The four Ds include:
1. Use a loop diuretic to control symptoms. “If the patient has fluid retention, it’s important to get them out of congestive cardiac syndrome as quickly as possible,” he said.
2. Disease modification with beta-blockers and ACE inhibitors, to the maximal dose tolerated. “These are still the mainstays of treatment for patients with heart failure, and they’re even more important in patients with diabetes and heart failure,” he said.
3. Consider device therapy, including defibrillators and resynchronization therapy.4. Optimize diabetes management.
“If you keep these things in your mind as you see a patient with heart failure and diabetes, it will give you a guide to approaching these patients,” said Dr. Kearney, who is also research lead for heart failure services at the University of Leeds. “When I see patients, I’ll check for edema right away. If they have it, I’ll increase the diuretic, and I’ll think about the different steps in the treatment pathway.”
He described heart failure due to systolic dysfunction as a reduction in cardiac output that doesn’t meet the demands of the body, the endpoint of a whole range of insults to the left ventricle.
“The most common cause today is ischemic heart disease; it used to be hypertension,” he said. “People over 40 have a one in five chance of developing heart failure, so it’s really important for all of us to improve outcomes in this terrible syndrome.”

###

◆ ACTIVITIES
1. From the heart failure excerpt, quote the passage that begins at the words "The four Ds" and stops after the words "Optimize diabetes management.".
2. Answer these questions from the heart failure excerpt:
(a) Which two drug classes are named for disease modification?
(b) What does Dr. Kearney check for right away when he sees patients?
(c) What does the excerpt say was once the most common cause of heart failure?

◆ INFORMATION PROVIDED
###

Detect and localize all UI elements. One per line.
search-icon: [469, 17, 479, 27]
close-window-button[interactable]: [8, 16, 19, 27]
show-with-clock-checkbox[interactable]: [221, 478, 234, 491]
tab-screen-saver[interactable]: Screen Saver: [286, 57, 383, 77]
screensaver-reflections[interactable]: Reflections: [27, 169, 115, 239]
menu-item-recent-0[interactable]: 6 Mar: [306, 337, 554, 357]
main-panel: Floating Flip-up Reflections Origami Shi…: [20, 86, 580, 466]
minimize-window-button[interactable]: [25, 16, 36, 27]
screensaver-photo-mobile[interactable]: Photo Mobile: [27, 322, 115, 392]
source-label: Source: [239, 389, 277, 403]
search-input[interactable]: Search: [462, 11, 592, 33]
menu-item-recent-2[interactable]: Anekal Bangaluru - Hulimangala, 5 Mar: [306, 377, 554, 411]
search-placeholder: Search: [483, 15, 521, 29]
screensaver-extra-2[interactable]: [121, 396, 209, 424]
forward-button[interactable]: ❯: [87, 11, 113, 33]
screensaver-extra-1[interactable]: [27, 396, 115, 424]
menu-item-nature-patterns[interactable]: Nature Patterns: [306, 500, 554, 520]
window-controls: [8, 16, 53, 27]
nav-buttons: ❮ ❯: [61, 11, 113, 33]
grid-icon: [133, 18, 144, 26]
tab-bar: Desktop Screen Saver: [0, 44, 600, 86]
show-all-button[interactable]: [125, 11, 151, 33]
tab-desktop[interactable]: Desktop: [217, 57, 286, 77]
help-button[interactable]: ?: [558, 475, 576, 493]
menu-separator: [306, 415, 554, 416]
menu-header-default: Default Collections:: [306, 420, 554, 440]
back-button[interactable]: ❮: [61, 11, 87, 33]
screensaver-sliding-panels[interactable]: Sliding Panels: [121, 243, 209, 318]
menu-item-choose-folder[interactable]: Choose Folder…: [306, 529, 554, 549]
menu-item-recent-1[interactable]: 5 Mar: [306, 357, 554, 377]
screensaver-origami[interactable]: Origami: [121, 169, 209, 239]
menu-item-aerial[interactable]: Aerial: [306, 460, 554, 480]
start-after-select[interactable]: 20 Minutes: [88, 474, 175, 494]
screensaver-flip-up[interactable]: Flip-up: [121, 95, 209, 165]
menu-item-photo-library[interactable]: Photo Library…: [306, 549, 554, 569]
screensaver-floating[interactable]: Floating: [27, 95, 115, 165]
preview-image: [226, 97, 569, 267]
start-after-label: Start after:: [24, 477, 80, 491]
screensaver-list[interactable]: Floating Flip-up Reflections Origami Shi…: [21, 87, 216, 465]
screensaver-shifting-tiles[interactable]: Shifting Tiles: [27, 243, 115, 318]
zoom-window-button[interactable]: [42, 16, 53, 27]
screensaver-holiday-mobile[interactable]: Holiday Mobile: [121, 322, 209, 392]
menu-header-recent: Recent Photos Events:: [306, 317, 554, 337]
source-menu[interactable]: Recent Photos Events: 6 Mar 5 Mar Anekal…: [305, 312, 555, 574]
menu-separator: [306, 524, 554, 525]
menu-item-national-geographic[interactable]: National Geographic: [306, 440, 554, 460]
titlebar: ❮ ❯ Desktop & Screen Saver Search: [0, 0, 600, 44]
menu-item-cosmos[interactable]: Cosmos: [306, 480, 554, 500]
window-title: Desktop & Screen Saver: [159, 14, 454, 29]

###

◆ ANSWERS BELOW
1.
The four Ds include:
1. Use a loop diuretic to control symptoms. “If the patient has fluid retention, it’s important to get them out of congestive cardiac syndrome as quickly as possible,” he said.
2. Disease modification with beta-blockers and ACE inhibitors, to the maximal dose tolerated. “These are still the mainstays of treatment for patients with heart failure, and they’re even more important in patients with diabetes and heart failure,” he said.
3. Consider device therapy, including defibrillators and resynchronization therapy.4. Optimize diabetes management.

2.
(a) Beta-blockers and ACE inhibitors.
(b) Edema.
(c) Hypertension.